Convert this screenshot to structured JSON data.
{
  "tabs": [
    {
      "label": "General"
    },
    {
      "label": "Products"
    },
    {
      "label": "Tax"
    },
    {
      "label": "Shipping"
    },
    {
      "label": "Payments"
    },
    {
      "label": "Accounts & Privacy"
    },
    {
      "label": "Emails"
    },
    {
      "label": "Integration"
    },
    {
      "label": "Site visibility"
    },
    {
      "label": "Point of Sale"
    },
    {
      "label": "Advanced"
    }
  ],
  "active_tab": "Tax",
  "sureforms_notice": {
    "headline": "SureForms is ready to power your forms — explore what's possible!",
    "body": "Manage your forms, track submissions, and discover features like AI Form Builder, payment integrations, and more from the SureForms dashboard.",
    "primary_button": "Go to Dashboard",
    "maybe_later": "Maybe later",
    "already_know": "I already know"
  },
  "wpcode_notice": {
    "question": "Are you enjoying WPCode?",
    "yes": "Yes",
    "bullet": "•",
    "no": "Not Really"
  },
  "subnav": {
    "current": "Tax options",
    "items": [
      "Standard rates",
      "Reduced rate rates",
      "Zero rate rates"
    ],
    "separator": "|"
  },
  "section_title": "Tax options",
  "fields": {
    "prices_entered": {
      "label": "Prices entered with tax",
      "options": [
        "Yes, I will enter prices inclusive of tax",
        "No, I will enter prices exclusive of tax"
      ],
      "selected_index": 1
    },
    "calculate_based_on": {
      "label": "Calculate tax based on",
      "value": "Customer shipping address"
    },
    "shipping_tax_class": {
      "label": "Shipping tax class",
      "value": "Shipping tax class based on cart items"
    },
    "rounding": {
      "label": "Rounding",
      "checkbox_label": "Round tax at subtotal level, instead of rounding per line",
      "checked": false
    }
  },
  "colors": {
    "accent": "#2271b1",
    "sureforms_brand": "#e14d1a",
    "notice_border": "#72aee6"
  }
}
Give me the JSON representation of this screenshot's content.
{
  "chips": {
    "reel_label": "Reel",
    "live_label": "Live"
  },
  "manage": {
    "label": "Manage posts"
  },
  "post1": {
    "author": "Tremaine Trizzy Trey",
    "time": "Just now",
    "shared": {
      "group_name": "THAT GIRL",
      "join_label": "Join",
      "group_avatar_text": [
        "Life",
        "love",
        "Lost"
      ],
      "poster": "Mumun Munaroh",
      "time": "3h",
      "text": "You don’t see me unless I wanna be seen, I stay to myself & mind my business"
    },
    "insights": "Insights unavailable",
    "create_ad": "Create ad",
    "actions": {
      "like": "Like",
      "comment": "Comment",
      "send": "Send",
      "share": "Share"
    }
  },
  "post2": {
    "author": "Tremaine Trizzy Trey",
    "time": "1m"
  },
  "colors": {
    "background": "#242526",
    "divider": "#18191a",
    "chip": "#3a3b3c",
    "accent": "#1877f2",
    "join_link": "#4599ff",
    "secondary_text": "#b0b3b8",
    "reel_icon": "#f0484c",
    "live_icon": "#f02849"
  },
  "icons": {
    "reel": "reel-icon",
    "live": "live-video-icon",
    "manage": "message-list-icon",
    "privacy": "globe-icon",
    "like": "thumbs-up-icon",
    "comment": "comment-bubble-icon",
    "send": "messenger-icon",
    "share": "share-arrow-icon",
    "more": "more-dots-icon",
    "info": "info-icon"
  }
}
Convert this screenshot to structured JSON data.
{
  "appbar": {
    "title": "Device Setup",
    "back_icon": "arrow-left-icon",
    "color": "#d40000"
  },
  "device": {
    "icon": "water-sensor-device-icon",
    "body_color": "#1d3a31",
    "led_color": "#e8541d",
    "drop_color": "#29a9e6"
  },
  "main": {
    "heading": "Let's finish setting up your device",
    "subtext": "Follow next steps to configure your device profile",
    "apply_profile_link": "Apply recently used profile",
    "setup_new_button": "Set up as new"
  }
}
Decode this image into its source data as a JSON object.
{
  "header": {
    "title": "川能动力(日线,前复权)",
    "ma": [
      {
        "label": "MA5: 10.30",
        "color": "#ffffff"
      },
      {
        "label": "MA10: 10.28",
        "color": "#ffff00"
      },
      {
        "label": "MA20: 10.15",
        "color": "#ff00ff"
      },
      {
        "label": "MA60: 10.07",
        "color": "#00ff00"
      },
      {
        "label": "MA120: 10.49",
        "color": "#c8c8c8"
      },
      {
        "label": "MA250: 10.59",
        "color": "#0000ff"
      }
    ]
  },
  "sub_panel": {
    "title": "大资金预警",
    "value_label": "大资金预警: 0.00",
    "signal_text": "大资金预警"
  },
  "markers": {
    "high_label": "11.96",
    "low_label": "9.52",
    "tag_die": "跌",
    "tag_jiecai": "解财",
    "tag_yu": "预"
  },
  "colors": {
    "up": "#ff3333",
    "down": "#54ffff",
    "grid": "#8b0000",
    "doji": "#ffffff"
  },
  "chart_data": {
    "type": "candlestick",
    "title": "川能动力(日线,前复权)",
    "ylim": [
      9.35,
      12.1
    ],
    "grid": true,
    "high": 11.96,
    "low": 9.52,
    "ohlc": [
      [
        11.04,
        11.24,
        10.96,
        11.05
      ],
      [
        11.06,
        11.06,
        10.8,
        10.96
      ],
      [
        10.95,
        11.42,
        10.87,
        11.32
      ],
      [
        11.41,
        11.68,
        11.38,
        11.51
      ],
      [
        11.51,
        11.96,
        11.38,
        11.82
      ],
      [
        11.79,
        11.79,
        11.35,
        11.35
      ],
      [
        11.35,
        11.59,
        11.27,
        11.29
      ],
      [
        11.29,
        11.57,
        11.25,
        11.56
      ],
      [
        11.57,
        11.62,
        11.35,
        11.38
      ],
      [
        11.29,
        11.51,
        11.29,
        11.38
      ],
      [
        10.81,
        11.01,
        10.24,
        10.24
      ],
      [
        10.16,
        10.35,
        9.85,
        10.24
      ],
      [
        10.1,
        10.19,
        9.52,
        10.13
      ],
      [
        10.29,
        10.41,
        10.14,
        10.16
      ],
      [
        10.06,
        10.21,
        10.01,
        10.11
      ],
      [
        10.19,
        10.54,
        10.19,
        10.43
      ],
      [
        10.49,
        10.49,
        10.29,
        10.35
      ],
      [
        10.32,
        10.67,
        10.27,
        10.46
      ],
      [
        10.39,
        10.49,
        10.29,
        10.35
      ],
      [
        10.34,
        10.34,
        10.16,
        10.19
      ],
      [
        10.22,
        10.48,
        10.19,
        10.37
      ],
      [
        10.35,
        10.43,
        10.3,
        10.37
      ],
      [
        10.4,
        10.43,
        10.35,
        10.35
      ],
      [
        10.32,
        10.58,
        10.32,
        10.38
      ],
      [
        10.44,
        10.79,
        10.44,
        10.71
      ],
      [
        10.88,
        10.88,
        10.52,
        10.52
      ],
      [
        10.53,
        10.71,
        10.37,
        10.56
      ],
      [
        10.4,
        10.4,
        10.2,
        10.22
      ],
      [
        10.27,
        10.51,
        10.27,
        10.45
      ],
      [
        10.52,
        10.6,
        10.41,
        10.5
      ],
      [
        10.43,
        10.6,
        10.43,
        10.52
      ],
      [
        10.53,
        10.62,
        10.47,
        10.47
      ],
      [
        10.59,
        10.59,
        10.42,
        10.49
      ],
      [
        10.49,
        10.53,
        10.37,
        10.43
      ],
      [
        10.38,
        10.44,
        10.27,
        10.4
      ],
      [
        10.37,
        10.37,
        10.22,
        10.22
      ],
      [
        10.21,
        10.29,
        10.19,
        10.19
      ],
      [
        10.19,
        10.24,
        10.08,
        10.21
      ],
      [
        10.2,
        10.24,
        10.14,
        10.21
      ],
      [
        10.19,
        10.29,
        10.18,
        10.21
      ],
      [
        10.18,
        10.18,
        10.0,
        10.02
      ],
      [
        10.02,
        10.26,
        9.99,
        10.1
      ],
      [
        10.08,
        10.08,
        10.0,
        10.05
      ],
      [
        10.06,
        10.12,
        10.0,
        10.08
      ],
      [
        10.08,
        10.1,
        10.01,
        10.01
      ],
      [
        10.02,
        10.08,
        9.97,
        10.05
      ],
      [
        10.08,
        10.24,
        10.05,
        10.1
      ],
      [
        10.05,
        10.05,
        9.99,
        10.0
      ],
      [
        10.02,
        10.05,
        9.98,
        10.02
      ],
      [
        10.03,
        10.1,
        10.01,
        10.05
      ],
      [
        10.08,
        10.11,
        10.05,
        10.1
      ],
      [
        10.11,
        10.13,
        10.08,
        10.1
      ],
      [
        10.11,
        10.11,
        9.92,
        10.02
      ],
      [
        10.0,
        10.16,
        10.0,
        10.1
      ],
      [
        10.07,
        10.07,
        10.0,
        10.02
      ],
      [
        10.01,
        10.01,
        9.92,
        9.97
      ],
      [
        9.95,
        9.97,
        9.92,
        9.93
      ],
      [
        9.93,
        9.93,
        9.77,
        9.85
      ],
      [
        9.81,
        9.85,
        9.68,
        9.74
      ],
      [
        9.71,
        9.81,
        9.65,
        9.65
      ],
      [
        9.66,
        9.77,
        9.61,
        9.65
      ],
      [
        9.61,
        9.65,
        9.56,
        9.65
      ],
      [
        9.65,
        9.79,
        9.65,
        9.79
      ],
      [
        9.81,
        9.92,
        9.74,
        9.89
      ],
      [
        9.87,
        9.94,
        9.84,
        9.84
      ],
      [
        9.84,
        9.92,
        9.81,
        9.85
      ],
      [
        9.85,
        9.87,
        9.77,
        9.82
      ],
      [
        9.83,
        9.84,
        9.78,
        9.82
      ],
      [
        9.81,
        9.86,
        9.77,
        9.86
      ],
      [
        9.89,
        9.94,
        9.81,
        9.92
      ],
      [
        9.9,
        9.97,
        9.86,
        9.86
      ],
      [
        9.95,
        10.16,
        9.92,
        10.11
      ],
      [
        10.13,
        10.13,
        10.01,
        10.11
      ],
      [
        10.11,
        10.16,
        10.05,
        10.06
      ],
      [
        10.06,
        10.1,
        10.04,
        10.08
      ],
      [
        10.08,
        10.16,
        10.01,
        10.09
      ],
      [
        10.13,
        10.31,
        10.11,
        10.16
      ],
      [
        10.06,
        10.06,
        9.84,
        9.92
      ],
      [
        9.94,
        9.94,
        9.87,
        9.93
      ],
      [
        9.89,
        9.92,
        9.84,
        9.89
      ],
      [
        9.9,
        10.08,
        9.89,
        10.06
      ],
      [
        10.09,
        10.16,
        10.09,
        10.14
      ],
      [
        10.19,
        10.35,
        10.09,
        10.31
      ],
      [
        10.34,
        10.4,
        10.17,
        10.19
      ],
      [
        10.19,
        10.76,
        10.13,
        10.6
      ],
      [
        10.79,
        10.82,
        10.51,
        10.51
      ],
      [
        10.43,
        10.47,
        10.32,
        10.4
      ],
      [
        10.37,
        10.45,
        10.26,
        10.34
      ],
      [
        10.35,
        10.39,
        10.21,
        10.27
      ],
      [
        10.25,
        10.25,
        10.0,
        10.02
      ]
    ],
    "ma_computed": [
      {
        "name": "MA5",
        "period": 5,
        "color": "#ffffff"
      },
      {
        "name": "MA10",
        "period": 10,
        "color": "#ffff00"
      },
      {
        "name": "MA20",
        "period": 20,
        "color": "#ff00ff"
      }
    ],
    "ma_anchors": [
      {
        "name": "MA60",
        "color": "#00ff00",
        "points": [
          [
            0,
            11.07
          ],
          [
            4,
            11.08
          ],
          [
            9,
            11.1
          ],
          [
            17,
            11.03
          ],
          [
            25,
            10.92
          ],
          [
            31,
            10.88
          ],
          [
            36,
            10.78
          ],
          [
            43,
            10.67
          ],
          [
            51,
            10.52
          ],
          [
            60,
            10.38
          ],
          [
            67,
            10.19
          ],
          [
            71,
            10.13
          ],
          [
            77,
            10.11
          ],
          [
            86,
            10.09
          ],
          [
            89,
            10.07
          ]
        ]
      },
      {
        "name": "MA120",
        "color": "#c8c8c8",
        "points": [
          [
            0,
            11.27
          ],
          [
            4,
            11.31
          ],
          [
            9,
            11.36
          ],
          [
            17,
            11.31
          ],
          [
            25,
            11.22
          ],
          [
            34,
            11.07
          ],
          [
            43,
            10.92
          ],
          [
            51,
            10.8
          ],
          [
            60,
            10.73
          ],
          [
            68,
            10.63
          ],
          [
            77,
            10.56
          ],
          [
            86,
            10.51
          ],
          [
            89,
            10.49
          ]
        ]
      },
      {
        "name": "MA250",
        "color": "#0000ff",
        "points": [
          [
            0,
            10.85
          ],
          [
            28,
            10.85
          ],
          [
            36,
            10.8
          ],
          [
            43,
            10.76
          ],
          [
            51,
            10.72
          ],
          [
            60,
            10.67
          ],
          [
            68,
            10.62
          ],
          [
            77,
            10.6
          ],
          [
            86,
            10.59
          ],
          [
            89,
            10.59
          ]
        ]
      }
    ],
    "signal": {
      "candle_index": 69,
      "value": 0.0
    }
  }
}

------------------------------

Using the records above, say how many lines include the string "options". Only the number is wanted.

▶ **ANSWER TO THIS TASK**:
3